Set task 1. Reproduce word for word the passage on Illinois government from "A simple map" to "as the City.".

Page extract.
Obama hails from Illinois, the land of government. No other state can compare with Illinois when it comes to the various layers of government.
Is it no coincidence that Illinois is going broke? With all the help we Illinois taxpayers get from our various governments one might think we would be in good shape.
So to you Mr. President, I say, don’t make the rest of the country into your home state. It just doesn’t work.
Here’s an article by Peter Creticos that documents how Illinois became number one in the nation in the depth and breadth of government.
A true love story: the Illinois government glut
More bodies of Illinois government than any other state — by a long shot
Illinoisans are in love with government – lots and lots of governments. So many governments – more than 8,400 – that not even rabbits can keep up. Lay on top of this how much Illinoisans love elections, and we are probably the most represented people on the face of the planet. This is especially true in the Chicago metropolitan area, which accounts for 1,723 units of government. It is not quite to the point that we can describe the number of elected officials in the metro area by the square foot, but it seems that we are getting close.
So Illinois is a paragon of democracy? Well not quite. The proof? If you are a Chicagoan, name every position and person who you elect to the city council, the Illinois House and Senate, Congress, the Cook County Board of Commissioners, Cook County-wide offices, the Board of Review, and the Metropolitan Water Reclamation District. If you are in the suburbs, add to this list your school board or boards, the community college board, the library board, the park district board, the township, and maybe one or two other special districts. When you have a problem, whom do you call?
A simple map by the Chicago Metropolitan Agency for Planning drives home the point. It uses Cook County as the example, but this is not about Cook County – the rest of Illinois is just as chopped up.
The colored or shaded areas are municipalities or unincorporated Cook County respectively. The lines are those of all other taxing districts.
You see that Chicago looks really clean – which makes sense since the Chicago Public Schools, the City Colleges of Chicago and the Park District, while legally independent bodies, are run by mayoral appointees and the boundaries are the same as the City.
Most other municipalities are chopped into several special units of government. Hoffman Estates in the northwest corner of Cook County is one example. It straddles four townships and is divided among several local governments. Annexations and a high concentration of forest preserves contribute its overall amoeba-like shape. But, the more telling characteristic is that many lines crisscross the municipality.
The problem of overlapping government is not confined to communities like Hoffman Estates. Oak Park looks pretty clean. But, unlike Chicago, there are five units of elected government that share exactly the same boundaries. These include the village, the township, the library board, the park board, and elementary school board. The same is true for neighboring River Forest is like Oak Park. As it happens, the same high school district serves both communities. To be fair, River Forest, Oak Park, and Hoffman Estates work well, but the issue is whether they can work better if they were not saddled with jurisdictional babel.
This problem is not the result of a plot driven by machine politics. It actually dates back to the 19th Century. From 1870 to 1970, Illinois was governed by a constitution that put severe restrictions on local public debt. But, Illinoisans are a creative bunch, and the workaround was to create new local governments to accomplish what a single unit of government could not. We are living with a legacy that some people now try to rationalize by arguing that this enables voters to stay close to their elected officials. What really happens is that many public officials are able to stay anonymous and essentially unaccountable because they get lost in the background noise.

Set task 2. Edit the rows from the first line to the line with "461, 238, 471]", changing "profile-name" to "display-name" and keeping everything else the same. Return only those lines.

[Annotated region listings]
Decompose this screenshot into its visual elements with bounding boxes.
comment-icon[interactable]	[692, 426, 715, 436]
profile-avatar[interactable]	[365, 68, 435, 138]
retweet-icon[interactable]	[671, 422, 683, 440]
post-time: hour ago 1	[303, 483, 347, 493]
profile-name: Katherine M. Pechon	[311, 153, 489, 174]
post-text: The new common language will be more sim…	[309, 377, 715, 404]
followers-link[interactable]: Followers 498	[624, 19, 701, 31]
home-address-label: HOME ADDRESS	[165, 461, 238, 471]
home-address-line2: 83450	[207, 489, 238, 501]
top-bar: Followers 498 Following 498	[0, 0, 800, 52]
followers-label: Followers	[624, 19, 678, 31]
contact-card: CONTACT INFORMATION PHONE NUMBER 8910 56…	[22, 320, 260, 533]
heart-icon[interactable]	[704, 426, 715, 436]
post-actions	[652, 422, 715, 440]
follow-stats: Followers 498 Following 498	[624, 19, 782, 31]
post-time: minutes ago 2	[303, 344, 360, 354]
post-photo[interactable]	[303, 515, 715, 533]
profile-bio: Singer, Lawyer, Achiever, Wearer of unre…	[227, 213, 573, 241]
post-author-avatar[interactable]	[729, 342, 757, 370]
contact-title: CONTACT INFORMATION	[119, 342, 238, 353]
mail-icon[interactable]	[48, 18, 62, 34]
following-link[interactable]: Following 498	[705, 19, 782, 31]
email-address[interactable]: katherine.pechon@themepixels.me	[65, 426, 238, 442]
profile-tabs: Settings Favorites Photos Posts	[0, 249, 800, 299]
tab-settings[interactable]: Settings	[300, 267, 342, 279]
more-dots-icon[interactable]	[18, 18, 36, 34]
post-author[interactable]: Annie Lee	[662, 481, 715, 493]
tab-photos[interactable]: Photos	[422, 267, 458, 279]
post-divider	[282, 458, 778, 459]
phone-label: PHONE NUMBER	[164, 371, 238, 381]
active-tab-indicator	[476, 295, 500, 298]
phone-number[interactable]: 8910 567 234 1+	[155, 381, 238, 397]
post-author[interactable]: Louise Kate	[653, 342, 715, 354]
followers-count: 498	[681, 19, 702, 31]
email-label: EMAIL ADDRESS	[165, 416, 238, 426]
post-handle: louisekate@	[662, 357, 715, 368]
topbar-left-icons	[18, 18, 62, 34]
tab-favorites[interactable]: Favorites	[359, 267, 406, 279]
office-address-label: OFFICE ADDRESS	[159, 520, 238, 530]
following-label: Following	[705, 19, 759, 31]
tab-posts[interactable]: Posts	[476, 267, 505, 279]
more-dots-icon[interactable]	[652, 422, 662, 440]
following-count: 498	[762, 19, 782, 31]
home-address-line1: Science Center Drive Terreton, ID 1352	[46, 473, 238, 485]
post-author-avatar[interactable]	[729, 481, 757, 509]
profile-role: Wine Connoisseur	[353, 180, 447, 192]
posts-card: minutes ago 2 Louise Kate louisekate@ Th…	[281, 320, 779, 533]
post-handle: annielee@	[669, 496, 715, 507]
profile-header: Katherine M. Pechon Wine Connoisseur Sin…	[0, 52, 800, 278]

Task output 1.
A simple map by the Chicago Metropolitan Agency for Planning drives home the point. It uses Cook County as the example, but this is not about Cook County – the rest of Illinois is just as chopped up.
The colored or shaded areas are municipalities or unincorporated Cook County respectively. The lines are those of all other taxing districts.
You see that Chicago looks really clean – which makes sense since the Chicago Public Schools, the City Colleges of Chicago and the Park District, while legally independent bodies, are run by mayoral appointees and the boundaries are the same as the City.

Task output 2.
Decompose this screenshot into its visual elements with bounding boxes.
comment-icon[interactable]	[692, 426, 715, 436]
profile-avatar[interactable]	[365, 68, 435, 138]
retweet-icon[interactable]	[671, 422, 683, 440]
post-time: hour ago 1	[303, 483, 347, 493]
display-name: Katherine M. Pechon	[311, 153, 489, 174]
post-text: The new common language will be more sim…	[309, 377, 715, 404]
followers-link[interactable]: Followers 498	[624, 19, 701, 31]
home-address-label: HOME ADDRESS	[165, 461, 238, 471]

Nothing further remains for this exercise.